▶ [PROBLEM TO SOLVE] Count how many lines contain the word "γιατὶ". Respond with the number alone.

----------------------------------------

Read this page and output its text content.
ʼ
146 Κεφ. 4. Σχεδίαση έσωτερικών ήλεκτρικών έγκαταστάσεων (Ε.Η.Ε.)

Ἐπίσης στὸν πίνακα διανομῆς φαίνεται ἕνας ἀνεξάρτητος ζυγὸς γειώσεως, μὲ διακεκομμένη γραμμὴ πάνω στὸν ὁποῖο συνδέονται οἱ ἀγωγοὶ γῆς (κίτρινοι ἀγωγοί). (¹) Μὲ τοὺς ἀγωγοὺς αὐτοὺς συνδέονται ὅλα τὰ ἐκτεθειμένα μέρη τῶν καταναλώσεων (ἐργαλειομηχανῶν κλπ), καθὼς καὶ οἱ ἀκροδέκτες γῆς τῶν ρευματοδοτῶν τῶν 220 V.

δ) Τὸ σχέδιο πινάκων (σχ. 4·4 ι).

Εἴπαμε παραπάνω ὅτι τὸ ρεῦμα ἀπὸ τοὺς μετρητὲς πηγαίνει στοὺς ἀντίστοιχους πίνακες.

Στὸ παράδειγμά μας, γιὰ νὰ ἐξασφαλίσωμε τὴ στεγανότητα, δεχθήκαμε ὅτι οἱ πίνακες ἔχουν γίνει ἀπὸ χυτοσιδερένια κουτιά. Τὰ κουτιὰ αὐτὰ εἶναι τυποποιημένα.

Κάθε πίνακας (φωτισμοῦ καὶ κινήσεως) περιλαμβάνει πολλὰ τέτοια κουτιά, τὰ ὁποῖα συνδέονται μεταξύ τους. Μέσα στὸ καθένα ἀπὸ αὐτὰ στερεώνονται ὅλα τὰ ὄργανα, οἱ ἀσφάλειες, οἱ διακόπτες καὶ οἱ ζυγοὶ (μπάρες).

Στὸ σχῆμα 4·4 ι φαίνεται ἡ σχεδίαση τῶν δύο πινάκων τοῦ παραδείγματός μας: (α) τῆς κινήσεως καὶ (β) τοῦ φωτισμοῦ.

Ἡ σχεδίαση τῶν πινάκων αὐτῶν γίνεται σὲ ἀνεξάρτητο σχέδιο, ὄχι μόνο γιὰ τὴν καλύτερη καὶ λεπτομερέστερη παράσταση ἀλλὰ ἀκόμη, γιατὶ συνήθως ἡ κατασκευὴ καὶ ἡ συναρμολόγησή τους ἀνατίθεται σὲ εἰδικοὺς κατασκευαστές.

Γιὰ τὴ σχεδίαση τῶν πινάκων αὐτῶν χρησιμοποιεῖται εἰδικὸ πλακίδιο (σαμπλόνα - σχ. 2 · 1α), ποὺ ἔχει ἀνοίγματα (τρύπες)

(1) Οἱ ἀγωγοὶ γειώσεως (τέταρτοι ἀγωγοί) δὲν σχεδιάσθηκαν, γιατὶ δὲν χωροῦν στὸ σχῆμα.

----------------------------------------

▶ [EXERCISE SOLUTION] 2